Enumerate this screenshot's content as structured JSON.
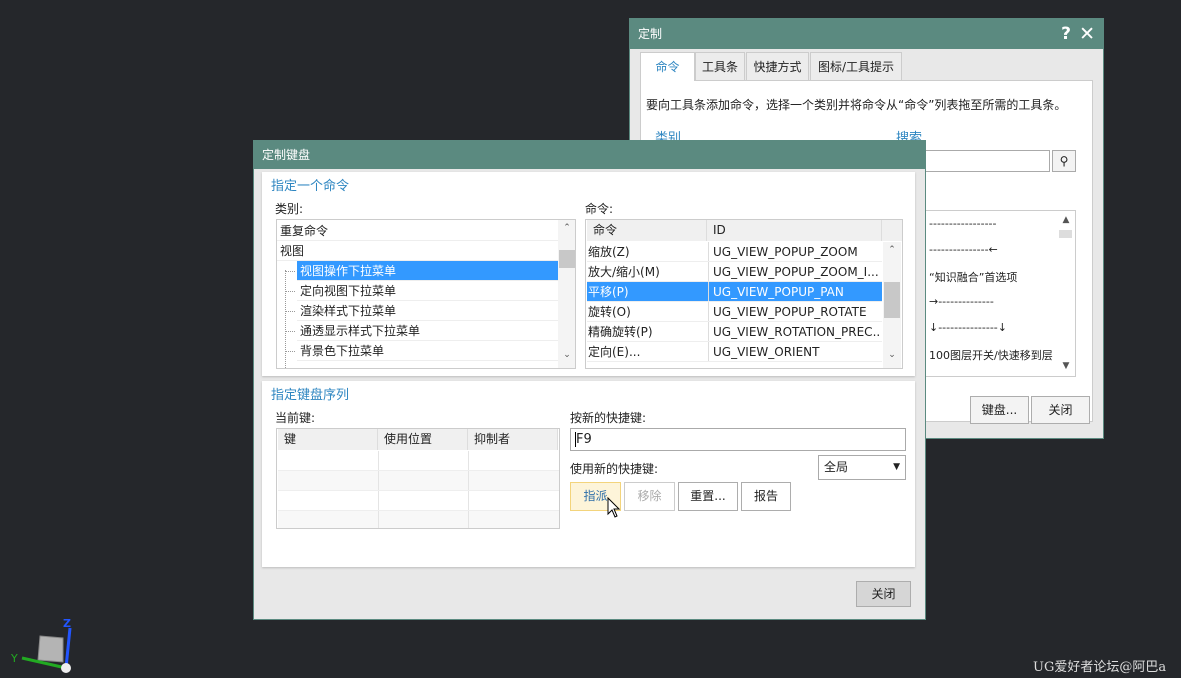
{
  "customize": {
    "title": "定制",
    "help_icon": "question-icon",
    "close_icon": "close-icon",
    "tabs": [
      {
        "label": "命令",
        "selected": true
      },
      {
        "label": "工具条"
      },
      {
        "label": "快捷方式"
      },
      {
        "label": "图标/工具提示"
      }
    ],
    "instruction": "要向工具条添加命令，选择一个类别并将命令从“命令”列表拖至所需的工具条。",
    "category_label": "类别",
    "search_label": "搜索",
    "search_value": "",
    "items": [
      "-----------------",
      "---------------←",
      "“知识融合”首选项",
      "→--------------",
      "↓---------------↓",
      "100图层开关/快速移到层"
    ],
    "keyboard_button": "键盘...",
    "close_button": "关闭"
  },
  "keyboard": {
    "title": "定制键盘",
    "section1": "指定一个命令",
    "category_label": "类别:",
    "command_label": "命令:",
    "categories": [
      {
        "label": "重复命令",
        "indent": 0
      },
      {
        "label": "视图",
        "indent": 0
      },
      {
        "label": "视图操作下拉菜单",
        "indent": 1,
        "selected": true
      },
      {
        "label": "定向视图下拉菜单",
        "indent": 1
      },
      {
        "label": "渲染样式下拉菜单",
        "indent": 1
      },
      {
        "label": "通透显示样式下拉菜单",
        "indent": 1
      },
      {
        "label": "背景色下拉菜单",
        "indent": 1
      }
    ],
    "command_headers": [
      "命令",
      "ID"
    ],
    "commands": [
      [
        "缩放(Z)",
        "UG_VIEW_POPUP_ZOOM"
      ],
      [
        "放大/缩小(M)",
        "UG_VIEW_POPUP_ZOOM_I..."
      ],
      [
        "平移(P)",
        "UG_VIEW_POPUP_PAN"
      ],
      [
        "旋转(O)",
        "UG_VIEW_POPUP_ROTATE"
      ],
      [
        "精确旋转(P)",
        "UG_VIEW_ROTATION_PREC..."
      ],
      [
        "定向(E)...",
        "UG_VIEW_ORIENT"
      ]
    ],
    "selected_command": 2,
    "section2": "指定键盘序列",
    "current_keys_label": "当前键:",
    "key_headers": [
      "键",
      "使用位置",
      "抑制者"
    ],
    "new_key_label": "按新的快捷键:",
    "new_key_value": "F9",
    "use_label": "使用新的快捷键:",
    "scope": "全局",
    "assign": "指派",
    "remove": "移除",
    "reset": "重置...",
    "report": "报告",
    "close": "关闭"
  },
  "triad": {
    "y": "Y",
    "z": "Z"
  },
  "watermark": "UG爱好者论坛@阿巴a",
  "colors": {
    "titlebar": "#5b8a80",
    "selection": "#3399ff",
    "accent": "#2e86c1"
  }
}
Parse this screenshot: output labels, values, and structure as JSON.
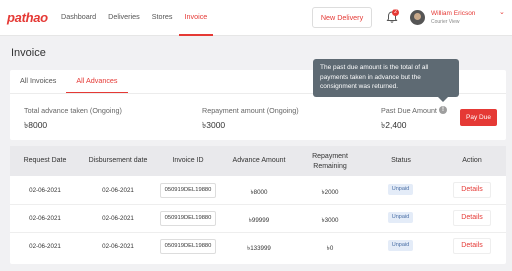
{
  "header": {
    "logo": "pathao",
    "nav": [
      "Dashboard",
      "Deliveries",
      "Stores",
      "Invoice"
    ],
    "new_delivery": "New Delivery",
    "notification_count": "2",
    "user_name": "William Ericson",
    "user_role": "Courier View"
  },
  "page": {
    "title": "Invoice"
  },
  "tabs": [
    "All Invoices",
    "All Advances"
  ],
  "stats": {
    "advance_label": "Total advance taken (Ongoing)",
    "advance_value": "৳8000",
    "repayment_label": "Repayment amount (Ongoing)",
    "repayment_value": "৳3000",
    "pastdue_label": "Past Due Amount",
    "pastdue_value": "৳2,400",
    "pay_due": "Pay Due"
  },
  "tooltip": "The past due amount is the total of all payments taken in advance but the consignment was returned.",
  "table": {
    "headers": [
      "Request Date",
      "Disbursement date",
      "Invoice ID",
      "Advance Amount",
      "Repayment Remaining",
      "Status",
      "Action"
    ],
    "rows": [
      {
        "request": "02-06-2021",
        "disbursement": "02-06-2021",
        "invoice_id": "050919DEL19880",
        "advance": "৳8000",
        "remaining": "৳2000",
        "status": "Unpaid",
        "action": "Details"
      },
      {
        "request": "02-06-2021",
        "disbursement": "02-06-2021",
        "invoice_id": "050919DEL19880",
        "advance": "৳99999",
        "remaining": "৳3000",
        "status": "Unpaid",
        "action": "Details"
      },
      {
        "request": "02-06-2021",
        "disbursement": "02-06-2021",
        "invoice_id": "050919DEL19880",
        "advance": "৳133999",
        "remaining": "৳0",
        "status": "Unpaid",
        "action": "Details"
      }
    ]
  },
  "colors": {
    "accent": "#e53935",
    "status_bg": "#e4ecf8",
    "tooltip_bg": "#5e6a73"
  }
}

=-=-=-=-=

• [Short task]:
Write the full listing out again with every line unchanged, but include no pictures.

• [Written solution]:
Enumerate this screenshot's content as structured JSON.
{
  "customize": {
    "title": "定制",
    "help_icon": "question-icon",
    "close_icon": "close-icon",
    "tabs": [
      {
        "label": "命令",
        "selected": true
      },
      {
        "label": "工具条"
      },
      {
        "label": "快捷方式"
      },
      {
        "label": "图标/工具提示"
      }
    ],
    "instruction": "要向工具条添加命令，选择一个类别并将命令从“命令”列表拖至所需的工具条。",
    "category_label": "类别",
    "search_label": "搜索",
    "search_value": "",
    "items": [
      "-----------------",
      "---------------←",
      "“知识融合”首选项",
      "→--------------",
      "↓---------------↓",
      "100图层开关/快速移到层"
    ],
    "keyboard_button": "键盘...",
    "close_button": "关闭"
  },
  "keyboard": {
    "title": "定制键盘",
    "section1": "指定一个命令",
    "category_label": "类别:",
    "command_label": "命令:",
    "categories": [
      {
        "label": "重复命令",
        "indent": 0
      },
      {
        "label": "视图",
        "indent": 0
      },
      {
        "label": "视图操作下拉菜单",
        "indent": 1,
        "selected": true
      },
      {
        "label": "定向视图下拉菜单",
        "indent": 1
      },
      {
        "label": "渲染样式下拉菜单",
        "indent": 1
      },
      {
        "label": "通透显示样式下拉菜单",
        "indent": 1
      },
      {
        "label": "背景色下拉菜单",
        "indent": 1
      }
    ],
    "command_headers": [
      "命令",
      "ID"
    ],
    "commands": [
      [
        "缩放(Z)",
        "UG_VIEW_POPUP_ZOOM"
      ],
      [
        "放大/缩小(M)",
        "UG_VIEW_POPUP_ZOOM_I..."
      ],
      [
        "平移(P)",
        "UG_VIEW_POPUP_PAN"
      ],
      [
        "旋转(O)",
        "UG_VIEW_POPUP_ROTATE"
      ],
      [
        "精确旋转(P)",
        "UG_VIEW_ROTATION_PREC..."
      ],
      [
        "定向(E)...",
        "UG_VIEW_ORIENT"
      ]
    ],
    "selected_command": 2,
    "section2": "指定键盘序列",
    "current_keys_label": "当前键:",
    "key_headers": [
      "键",
      "使用位置",
      "抑制者"
    ],
    "new_key_label": "按新的快捷键:",
    "new_key_value": "F9",
    "use_label": "使用新的快捷键:",
    "scope": "全局",
    "assign": "指派",
    "remove": "移除",
    "reset": "重置...",
    "report": "报告",
    "close": "关闭"
  },
  "triad": {
    "y": "Y",
    "z": "Z"
  },
  "watermark": "UG爱好者论坛@阿巴a",
  "colors": {
    "titlebar": "#5b8a80",
    "selection": "#3399ff",
    "accent": "#2e86c1"
  }
}
Parse this screenshot: output labels, values, and structure as JSON.
{
  "header": {
    "logo": "pathao",
    "nav": [
      "Dashboard",
      "Deliveries",
      "Stores",
      "Invoice"
    ],
    "new_delivery": "New Delivery",
    "notification_count": "2",
    "user_name": "William Ericson",
    "user_role": "Courier View"
  },
  "page": {
    "title": "Invoice"
  },
  "tabs": [
    "All Invoices",
    "All Advances"
  ],
  "stats": {
    "advance_label": "Total advance taken (Ongoing)",
    "advance_value": "৳8000",
    "repayment_label": "Repayment amount (Ongoing)",
    "repayment_value": "৳3000",
    "pastdue_label": "Past Due Amount",
    "pastdue_value": "৳2,400",
    "pay_due": "Pay Due"
  },
  "tooltip": "The past due amount is the total of all payments taken in advance but the consignment was returned.",
  "table": {
    "headers": [
      "Request Date",
      "Disbursement date",
      "Invoice ID",
      "Advance Amount",
      "Repayment Remaining",
      "Status",
      "Action"
    ],
    "rows": [
      {
        "request": "02-06-2021",
        "disbursement": "02-06-2021",
        "invoice_id": "050919DEL19880",
        "advance": "৳8000",
        "remaining": "৳2000",
        "status": "Unpaid",
        "action": "Details"
      },
      {
        "request": "02-06-2021",
        "disbursement": "02-06-2021",
        "invoice_id": "050919DEL19880",
        "advance": "৳99999",
        "remaining": "৳3000",
        "status": "Unpaid",
        "action": "Details"
      },
      {
        "request": "02-06-2021",
        "disbursement": "02-06-2021",
        "invoice_id": "050919DEL19880",
        "advance": "৳133999",
        "remaining": "৳0",
        "status": "Unpaid",
        "action": "Details"
      }
    ]
  },
  "colors": {
    "accent": "#e53935",
    "status_bg": "#e4ecf8",
    "tooltip_bg": "#5e6a73"
  }
}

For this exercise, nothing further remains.